-- START --
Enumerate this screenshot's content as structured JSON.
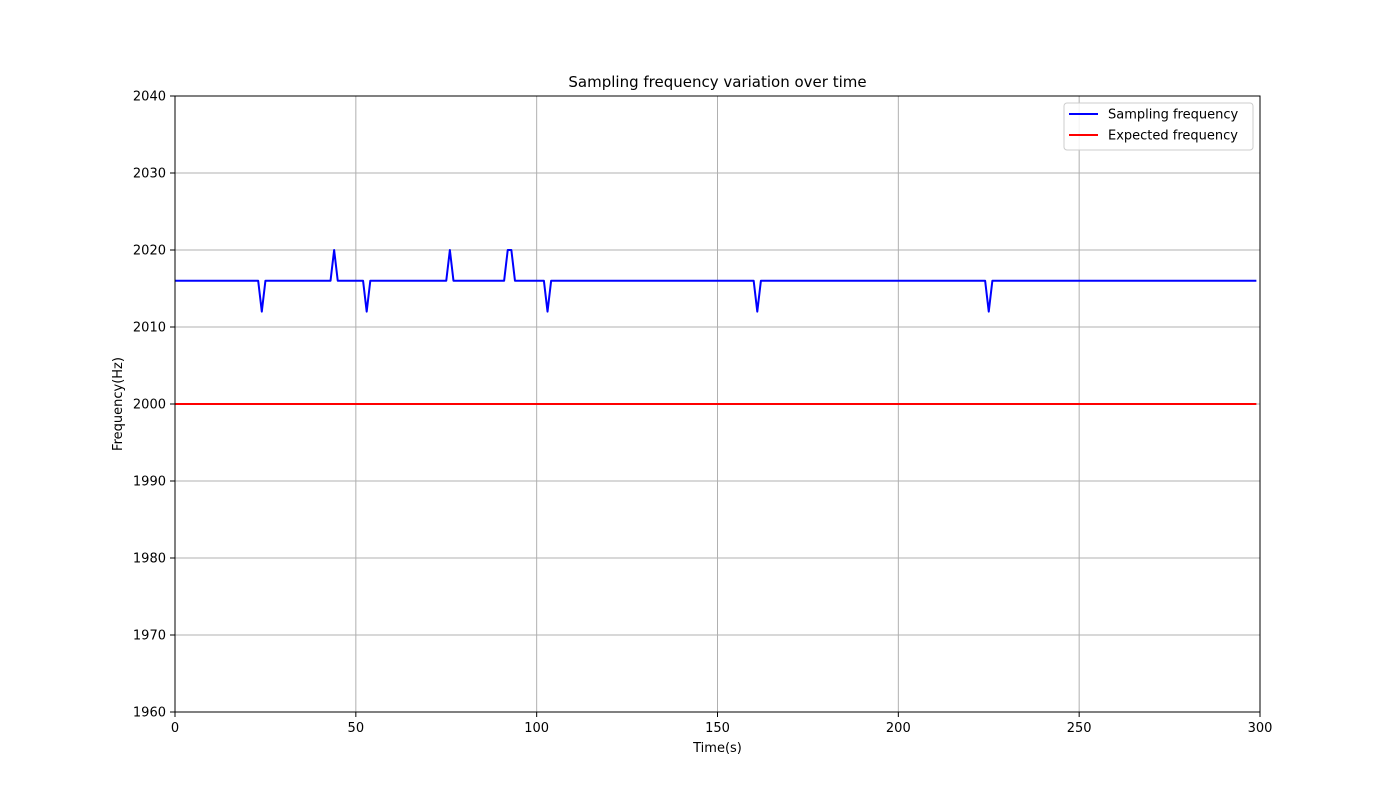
{
  "chart_data": {
    "type": "line",
    "title": "Sampling frequency variation over time",
    "xlabel": "Time(s)",
    "ylabel": "Frequency(Hz)",
    "xlim": [
      0,
      300
    ],
    "ylim": [
      1960,
      2040
    ],
    "xticks": [
      0,
      50,
      100,
      150,
      200,
      250,
      300
    ],
    "yticks": [
      1960,
      1970,
      1980,
      1990,
      2000,
      2010,
      2020,
      2030,
      2040
    ],
    "grid": true,
    "legend_position": "top-right",
    "series": [
      {
        "name": "Sampling frequency",
        "color": "#0000ff",
        "x": [
          0,
          23,
          24,
          25,
          43,
          44,
          45,
          52,
          53,
          54,
          75,
          76,
          77,
          91,
          92,
          93,
          94,
          102,
          103,
          104,
          160,
          161,
          162,
          224,
          225,
          226,
          299
        ],
        "y": [
          2016,
          2016,
          2012,
          2016,
          2016,
          2020,
          2016,
          2016,
          2012,
          2016,
          2016,
          2020,
          2016,
          2016,
          2020,
          2020,
          2016,
          2016,
          2012,
          2016,
          2016,
          2012,
          2016,
          2016,
          2012,
          2016,
          2016
        ]
      },
      {
        "name": "Expected frequency",
        "color": "#ff0000",
        "x": [
          0,
          299
        ],
        "y": [
          2000,
          2000
        ]
      }
    ]
  }
}
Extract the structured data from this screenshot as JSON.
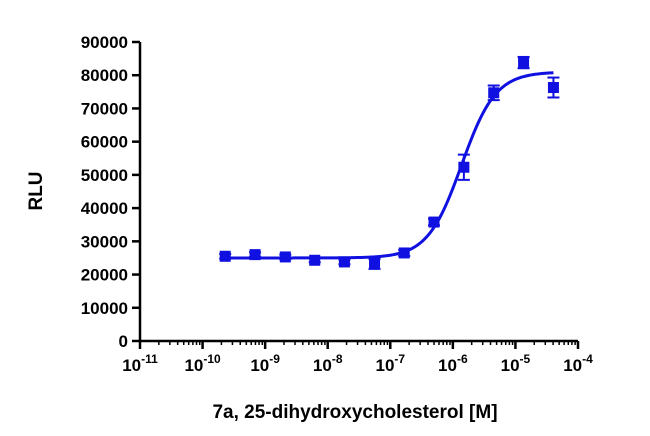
{
  "chart_data": {
    "type": "scatter",
    "title": "",
    "xlabel": "7a, 25-dihydroxycholesterol [M]",
    "ylabel": "RLU",
    "x_scale": "log",
    "xlim": [
      1e-11,
      0.0001
    ],
    "ylim": [
      0,
      90000
    ],
    "x_ticks": [
      {
        "value": 1e-11,
        "base": "10",
        "exp": "-11"
      },
      {
        "value": 1e-10,
        "base": "10",
        "exp": "-10"
      },
      {
        "value": 1e-09,
        "base": "10",
        "exp": "-9"
      },
      {
        "value": 1e-08,
        "base": "10",
        "exp": "-8"
      },
      {
        "value": 1e-07,
        "base": "10",
        "exp": "-7"
      },
      {
        "value": 1e-06,
        "base": "10",
        "exp": "-6"
      },
      {
        "value": 1e-05,
        "base": "10",
        "exp": "-5"
      },
      {
        "value": 0.0001,
        "base": "10",
        "exp": "-4"
      }
    ],
    "y_ticks": [
      {
        "value": 0,
        "label": "0"
      },
      {
        "value": 10000,
        "label": "10000"
      },
      {
        "value": 20000,
        "label": "20000"
      },
      {
        "value": 30000,
        "label": "30000"
      },
      {
        "value": 40000,
        "label": "40000"
      },
      {
        "value": 50000,
        "label": "50000"
      },
      {
        "value": 60000,
        "label": "60000"
      },
      {
        "value": 70000,
        "label": "70000"
      },
      {
        "value": 80000,
        "label": "80000"
      },
      {
        "value": 90000,
        "label": "90000"
      }
    ],
    "grid": false,
    "legend": "none",
    "color": "#1010e0",
    "marker": "square",
    "points": [
      {
        "x": 2.3e-10,
        "y": 25500,
        "err": 700
      },
      {
        "x": 6.9e-10,
        "y": 26000,
        "err": 700
      },
      {
        "x": 2.1e-09,
        "y": 25300,
        "err": 700
      },
      {
        "x": 6.2e-09,
        "y": 24300,
        "err": 600
      },
      {
        "x": 1.85e-08,
        "y": 23800,
        "err": 700
      },
      {
        "x": 5.6e-08,
        "y": 23200,
        "err": 1500
      },
      {
        "x": 1.67e-07,
        "y": 26500,
        "err": 900
      },
      {
        "x": 5e-07,
        "y": 35800,
        "err": 1000
      },
      {
        "x": 1.5e-06,
        "y": 52300,
        "err": 3800
      },
      {
        "x": 4.5e-06,
        "y": 74700,
        "err": 2200
      },
      {
        "x": 1.35e-05,
        "y": 83800,
        "err": 1700
      },
      {
        "x": 4.05e-05,
        "y": 76300,
        "err": 3000
      }
    ],
    "fit": {
      "model": "four-parameter logistic",
      "bottom": 25000,
      "top": 81000,
      "log_ec50": -5.86,
      "hill_slope": 1.6
    }
  }
}
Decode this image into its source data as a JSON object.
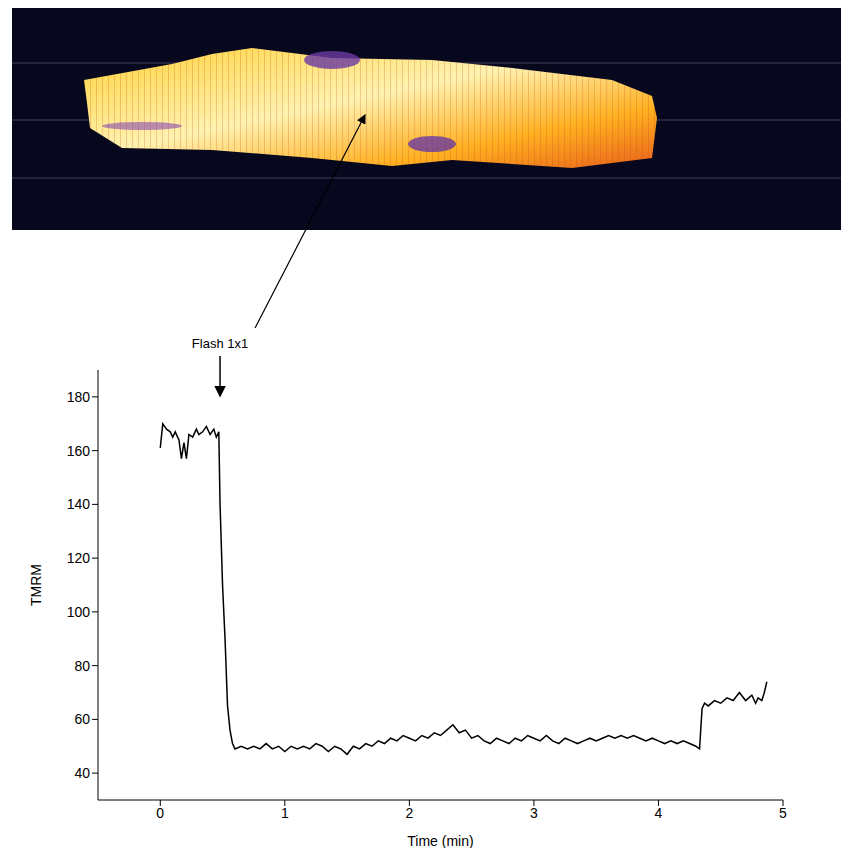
{
  "chart_data": {
    "type": "line",
    "x_label": "Time (min)",
    "y_label": "TMRM",
    "color": "#000000",
    "xlim": [
      -0.5,
      5
    ],
    "xticks": [
      0,
      1,
      2,
      3,
      4,
      5
    ],
    "ylim": [
      30,
      190
    ],
    "yticks": [
      40,
      60,
      80,
      100,
      120,
      140,
      160,
      180
    ],
    "annotations": [
      {
        "text": "Flash 1x1",
        "x": 0.48
      }
    ],
    "x": [
      0,
      0.02,
      0.05,
      0.08,
      0.1,
      0.12,
      0.15,
      0.17,
      0.19,
      0.21,
      0.23,
      0.26,
      0.29,
      0.31,
      0.34,
      0.37,
      0.4,
      0.43,
      0.45,
      0.47,
      0.48,
      0.5,
      0.52,
      0.54,
      0.56,
      0.58,
      0.6,
      0.65,
      0.7,
      0.75,
      0.8,
      0.85,
      0.9,
      0.95,
      1.0,
      1.05,
      1.1,
      1.15,
      1.2,
      1.25,
      1.3,
      1.35,
      1.4,
      1.45,
      1.5,
      1.55,
      1.6,
      1.65,
      1.7,
      1.75,
      1.8,
      1.85,
      1.9,
      1.95,
      2.0,
      2.05,
      2.1,
      2.15,
      2.2,
      2.25,
      2.3,
      2.35,
      2.4,
      2.45,
      2.5,
      2.55,
      2.6,
      2.65,
      2.7,
      2.75,
      2.8,
      2.85,
      2.9,
      2.95,
      3.0,
      3.05,
      3.1,
      3.15,
      3.2,
      3.25,
      3.3,
      3.35,
      3.4,
      3.45,
      3.5,
      3.55,
      3.6,
      3.65,
      3.7,
      3.75,
      3.8,
      3.85,
      3.9,
      3.95,
      4.0,
      4.05,
      4.1,
      4.15,
      4.2,
      4.25,
      4.3,
      4.33,
      4.35,
      4.37,
      4.4,
      4.45,
      4.5,
      4.55,
      4.6,
      4.65,
      4.7,
      4.75,
      4.78,
      4.8,
      4.83,
      4.85,
      4.87
    ],
    "values": [
      161,
      170,
      168,
      167,
      165,
      167,
      164,
      157,
      163,
      157,
      166,
      165,
      168,
      166,
      167,
      169,
      166,
      168,
      165,
      167,
      140,
      110,
      90,
      65,
      56,
      51,
      49,
      50,
      49,
      50,
      49,
      51,
      49,
      50,
      48,
      50,
      49,
      50,
      49,
      51,
      50,
      48,
      50,
      49,
      47,
      50,
      49,
      51,
      50,
      52,
      51,
      53,
      52,
      54,
      53,
      52,
      54,
      53,
      55,
      54,
      56,
      58,
      55,
      56,
      53,
      54,
      52,
      51,
      53,
      52,
      51,
      53,
      52,
      54,
      53,
      52,
      54,
      52,
      51,
      53,
      52,
      51,
      52,
      53,
      52,
      53,
      54,
      53,
      54,
      53,
      54,
      53,
      52,
      53,
      52,
      51,
      52,
      51,
      52,
      51,
      50,
      49,
      64,
      66,
      65,
      67,
      66,
      68,
      67,
      70,
      67,
      69,
      66,
      68,
      67,
      70,
      74
    ]
  }
}
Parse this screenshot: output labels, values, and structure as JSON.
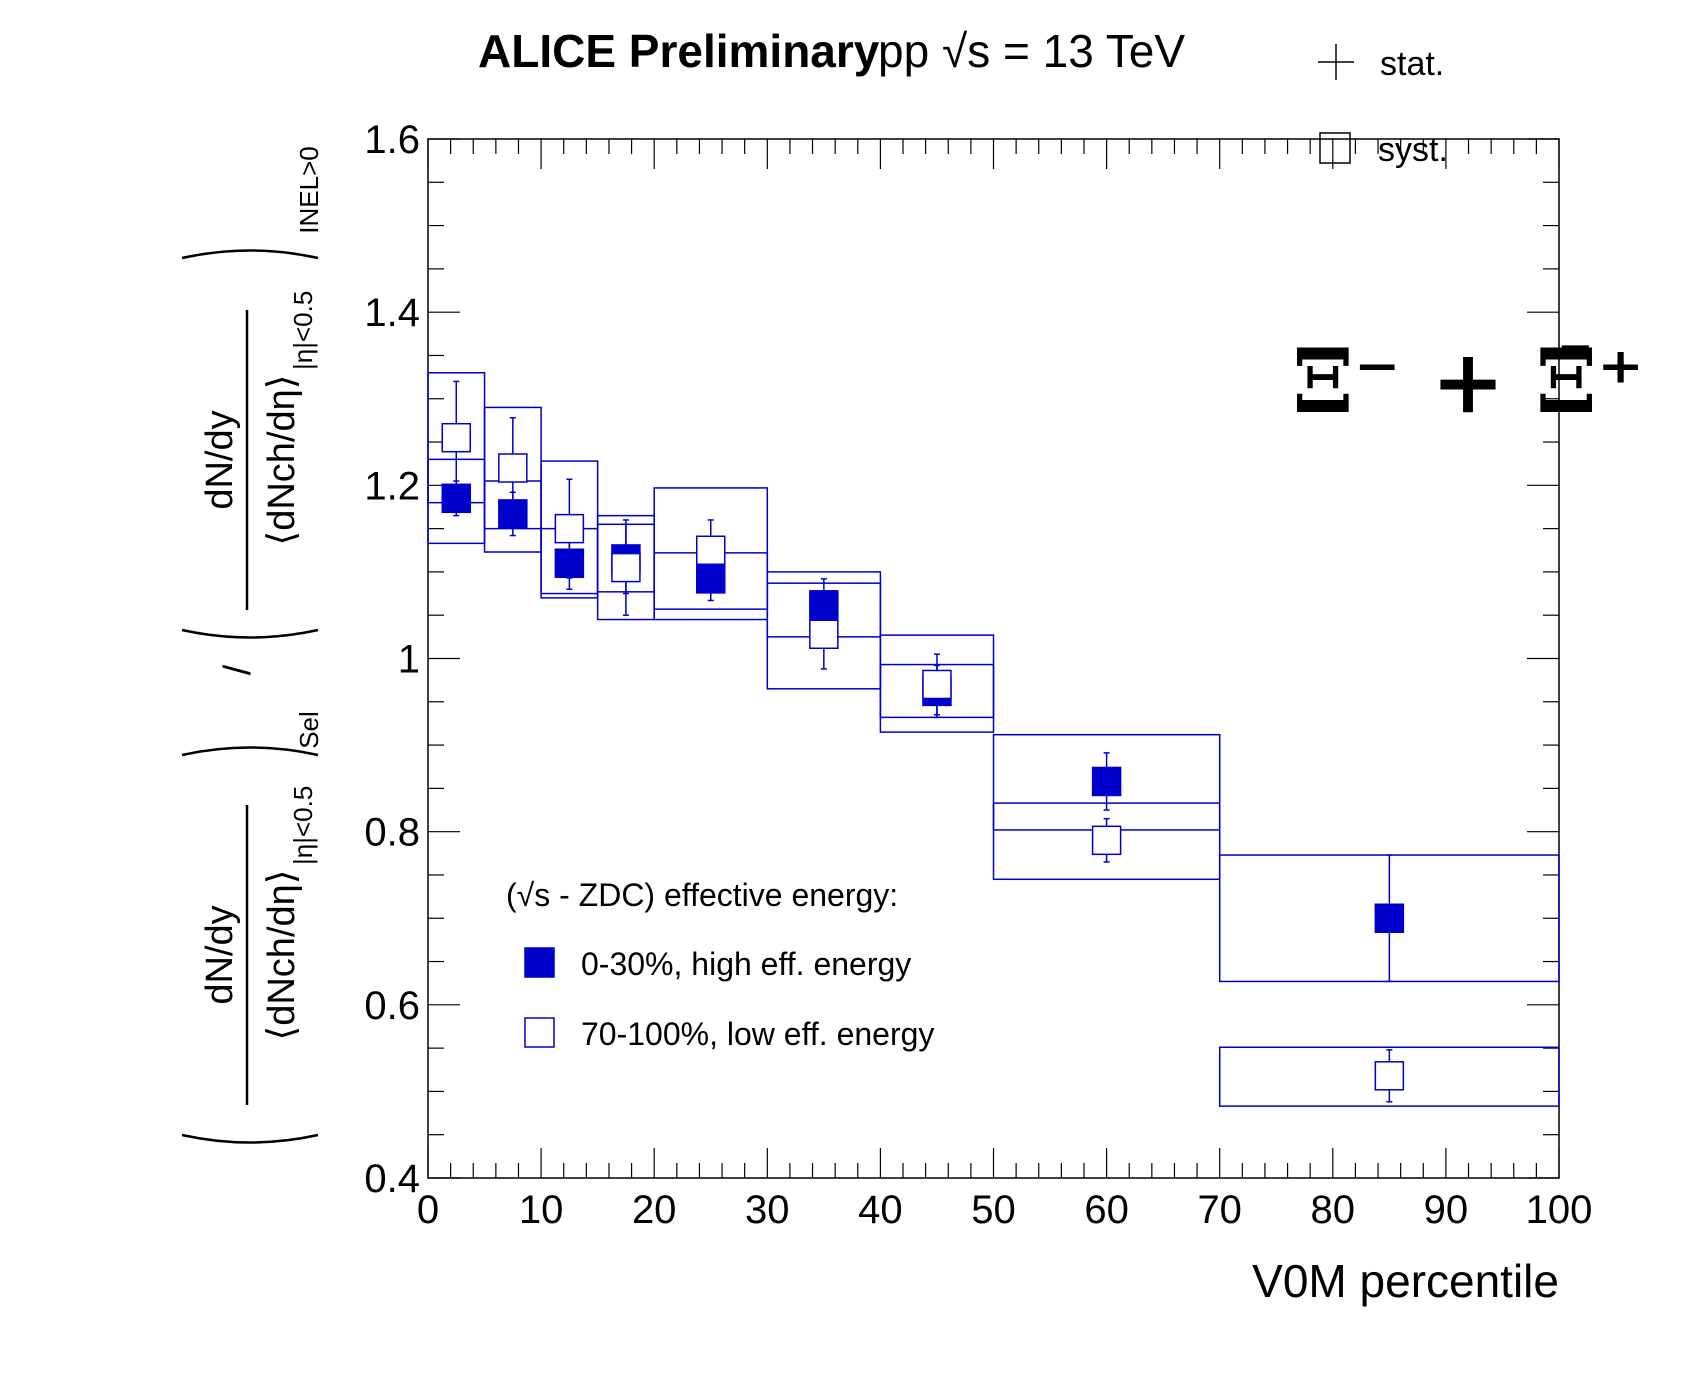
{
  "chart_data": {
    "type": "scatter",
    "title_bold": "ALICE Preliminary",
    "title": "pp  √s = 13 TeV",
    "xlabel": "V0M percentile",
    "ylabel": {
      "numerator": "dN/dy",
      "denominator": "⟨dNch/dη⟩",
      "sub_eta": "|η|<0.5",
      "sub_sel": "Sel",
      "sub_inel": "INEL>0",
      "slash": "/"
    },
    "xlim": [
      0,
      100
    ],
    "ylim": [
      0.4,
      1.6
    ],
    "x_ticks": [
      "0",
      "10",
      "20",
      "30",
      "40",
      "50",
      "60",
      "70",
      "80",
      "90",
      "100"
    ],
    "y_ticks": [
      "0.4",
      "0.6",
      "0.8",
      "1",
      "1.2",
      "1.4",
      "1.6"
    ],
    "particle_label": "Ξ⁻ + Ξ̄⁺",
    "stat_label": "stat.",
    "syst_label": "syst.",
    "legend_header": "(√s - ZDC) effective energy:",
    "color": "#0000cc",
    "series": [
      {
        "name": "0-30%, high eff. energy",
        "marker": "filled-square",
        "points": [
          {
            "x": 2.5,
            "y": 1.185,
            "stat": 0.02,
            "syst_lo": 1.133,
            "syst_hi": 1.23,
            "xlo": 0,
            "xhi": 5
          },
          {
            "x": 7.5,
            "y": 1.167,
            "stat": 0.025,
            "syst_lo": 1.123,
            "syst_hi": 1.205,
            "xlo": 5,
            "xhi": 10
          },
          {
            "x": 12.5,
            "y": 1.11,
            "stat": 0.03,
            "syst_lo": 1.07,
            "syst_hi": 1.15,
            "xlo": 10,
            "xhi": 15
          },
          {
            "x": 17.5,
            "y": 1.115,
            "stat": 0.04,
            "syst_lo": 1.077,
            "syst_hi": 1.155,
            "xlo": 15,
            "xhi": 20
          },
          {
            "x": 25,
            "y": 1.092,
            "stat": 0.025,
            "syst_lo": 1.057,
            "syst_hi": 1.122,
            "xlo": 20,
            "xhi": 30
          },
          {
            "x": 35,
            "y": 1.062,
            "stat": 0.03,
            "syst_lo": 1.025,
            "syst_hi": 1.1,
            "xlo": 30,
            "xhi": 40
          },
          {
            "x": 45,
            "y": 0.962,
            "stat": 0.03,
            "syst_lo": 0.932,
            "syst_hi": 0.993,
            "xlo": 40,
            "xhi": 50
          },
          {
            "x": 60,
            "y": 0.858,
            "stat": 0.033,
            "syst_lo": 0.802,
            "syst_hi": 0.912,
            "xlo": 50,
            "xhi": 70
          },
          {
            "x": 85,
            "y": 0.7,
            "stat": 0.073,
            "syst_lo": 0.627,
            "syst_hi": 0.773,
            "xlo": 70,
            "xhi": 100
          }
        ]
      },
      {
        "name": "70-100%, low eff. energy",
        "marker": "open-square",
        "points": [
          {
            "x": 2.5,
            "y": 1.255,
            "stat": 0.065,
            "syst_lo": 1.18,
            "syst_hi": 1.33,
            "xlo": 0,
            "xhi": 5
          },
          {
            "x": 7.5,
            "y": 1.22,
            "stat": 0.058,
            "syst_lo": 1.15,
            "syst_hi": 1.29,
            "xlo": 5,
            "xhi": 10
          },
          {
            "x": 12.5,
            "y": 1.15,
            "stat": 0.057,
            "syst_lo": 1.075,
            "syst_hi": 1.228,
            "xlo": 10,
            "xhi": 15
          },
          {
            "x": 17.5,
            "y": 1.105,
            "stat": 0.055,
            "syst_lo": 1.045,
            "syst_hi": 1.165,
            "xlo": 15,
            "xhi": 20
          },
          {
            "x": 25,
            "y": 1.125,
            "stat": 0.035,
            "syst_lo": 1.045,
            "syst_hi": 1.197,
            "xlo": 20,
            "xhi": 30
          },
          {
            "x": 35,
            "y": 1.028,
            "stat": 0.04,
            "syst_lo": 0.965,
            "syst_hi": 1.087,
            "xlo": 30,
            "xhi": 40
          },
          {
            "x": 45,
            "y": 0.97,
            "stat": 0.035,
            "syst_lo": 0.915,
            "syst_hi": 1.027,
            "xlo": 40,
            "xhi": 50
          },
          {
            "x": 60,
            "y": 0.79,
            "stat": 0.025,
            "syst_lo": 0.745,
            "syst_hi": 0.833,
            "xlo": 50,
            "xhi": 70
          },
          {
            "x": 85,
            "y": 0.518,
            "stat": 0.03,
            "syst_lo": 0.483,
            "syst_hi": 0.551,
            "xlo": 70,
            "xhi": 100
          }
        ]
      }
    ]
  }
}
-- END --
◆ Exercise prompt ◆
Return a copy of every line that includes the word "square".

◆ Exercise output ◆
    "marker": "square",
        "marker": "filled-square",
        "marker": "open-square",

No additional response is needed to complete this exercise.